[Exercise requirements]
Please transcribe the entries that follow exactly as they stand, skipping each picture.

━━━ Dataset ━━━

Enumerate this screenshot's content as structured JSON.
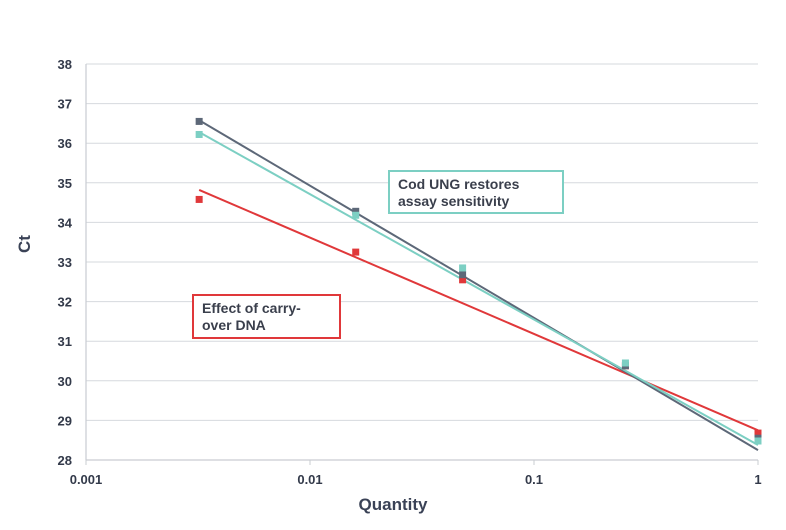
{
  "chart_data": {
    "type": "scatter",
    "xscale": "log",
    "xlabel": "Quantity",
    "ylabel": "Ct",
    "xlim": [
      0.001,
      1
    ],
    "ylim": [
      28,
      38
    ],
    "xticks": [
      {
        "value": 0.001,
        "label": "0.001"
      },
      {
        "value": 0.01,
        "label": "0.01"
      },
      {
        "value": 0.1,
        "label": "0.1"
      },
      {
        "value": 1,
        "label": "1"
      }
    ],
    "yticks": [
      {
        "value": 28,
        "label": "28"
      },
      {
        "value": 29,
        "label": "29"
      },
      {
        "value": 30,
        "label": "30"
      },
      {
        "value": 31,
        "label": "31"
      },
      {
        "value": 32,
        "label": "32"
      },
      {
        "value": 33,
        "label": "33"
      },
      {
        "value": 34,
        "label": "34"
      },
      {
        "value": 35,
        "label": "35"
      },
      {
        "value": 36,
        "label": "36"
      },
      {
        "value": 37,
        "label": "37"
      },
      {
        "value": 38,
        "label": "38"
      }
    ],
    "grid": "horizontal",
    "series": [
      {
        "name": "red",
        "color": "#e0383a",
        "x": [
          0.0032,
          0.016,
          0.048,
          0.256,
          1
        ],
        "y": [
          34.58,
          33.25,
          32.55,
          30.38,
          28.68
        ],
        "trend": {
          "x": [
            0.0032,
            1
          ],
          "y": [
            34.82,
            28.75
          ]
        }
      },
      {
        "name": "dark",
        "color": "#5d6878",
        "x": [
          0.0032,
          0.016,
          0.048,
          0.256,
          1
        ],
        "y": [
          36.55,
          34.28,
          32.68,
          30.38,
          28.55
        ],
        "trend": {
          "x": [
            0.0032,
            1
          ],
          "y": [
            36.58,
            28.25
          ]
        }
      },
      {
        "name": "teal",
        "color": "#7ccfc3",
        "x": [
          0.0032,
          0.016,
          0.048,
          0.256,
          1
        ],
        "y": [
          36.22,
          34.18,
          32.85,
          30.45,
          28.48
        ],
        "trend": {
          "x": [
            0.0032,
            1
          ],
          "y": [
            36.28,
            28.38
          ]
        }
      }
    ],
    "annotations": [
      {
        "text_lines": [
          "Cod UNG restores",
          "assay sensitivity"
        ],
        "border_color": "#7ccfc3"
      },
      {
        "text_lines": [
          "Effect of carry-",
          "over DNA"
        ],
        "border_color": "#e0383a"
      }
    ]
  }
}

━━━

[Solution to this task]
Enumerate this screenshot's content as structured JSON.
{
  "chart_data": {
    "type": "scatter",
    "xscale": "log",
    "xlabel": "Quantity",
    "ylabel": "Ct",
    "xlim": [
      0.001,
      1
    ],
    "ylim": [
      28,
      38
    ],
    "xticks": [
      {
        "value": 0.001,
        "label": "0.001"
      },
      {
        "value": 0.01,
        "label": "0.01"
      },
      {
        "value": 0.1,
        "label": "0.1"
      },
      {
        "value": 1,
        "label": "1"
      }
    ],
    "yticks": [
      {
        "value": 28,
        "label": "28"
      },
      {
        "value": 29,
        "label": "29"
      },
      {
        "value": 30,
        "label": "30"
      },
      {
        "value": 31,
        "label": "31"
      },
      {
        "value": 32,
        "label": "32"
      },
      {
        "value": 33,
        "label": "33"
      },
      {
        "value": 34,
        "label": "34"
      },
      {
        "value": 35,
        "label": "35"
      },
      {
        "value": 36,
        "label": "36"
      },
      {
        "value": 37,
        "label": "37"
      },
      {
        "value": 38,
        "label": "38"
      }
    ],
    "grid": "horizontal",
    "series": [
      {
        "name": "red",
        "color": "#e0383a",
        "x": [
          0.0032,
          0.016,
          0.048,
          0.256,
          1
        ],
        "y": [
          34.58,
          33.25,
          32.55,
          30.38,
          28.68
        ],
        "trend": {
          "x": [
            0.0032,
            1
          ],
          "y": [
            34.82,
            28.75
          ]
        }
      },
      {
        "name": "dark",
        "color": "#5d6878",
        "x": [
          0.0032,
          0.016,
          0.048,
          0.256,
          1
        ],
        "y": [
          36.55,
          34.28,
          32.68,
          30.38,
          28.55
        ],
        "trend": {
          "x": [
            0.0032,
            1
          ],
          "y": [
            36.58,
            28.25
          ]
        }
      },
      {
        "name": "teal",
        "color": "#7ccfc3",
        "x": [
          0.0032,
          0.016,
          0.048,
          0.256,
          1
        ],
        "y": [
          36.22,
          34.18,
          32.85,
          30.45,
          28.48
        ],
        "trend": {
          "x": [
            0.0032,
            1
          ],
          "y": [
            36.28,
            28.38
          ]
        }
      }
    ],
    "annotations": [
      {
        "text_lines": [
          "Cod UNG restores",
          "assay sensitivity"
        ],
        "border_color": "#7ccfc3"
      },
      {
        "text_lines": [
          "Effect of carry-",
          "over DNA"
        ],
        "border_color": "#e0383a"
      }
    ]
  }
}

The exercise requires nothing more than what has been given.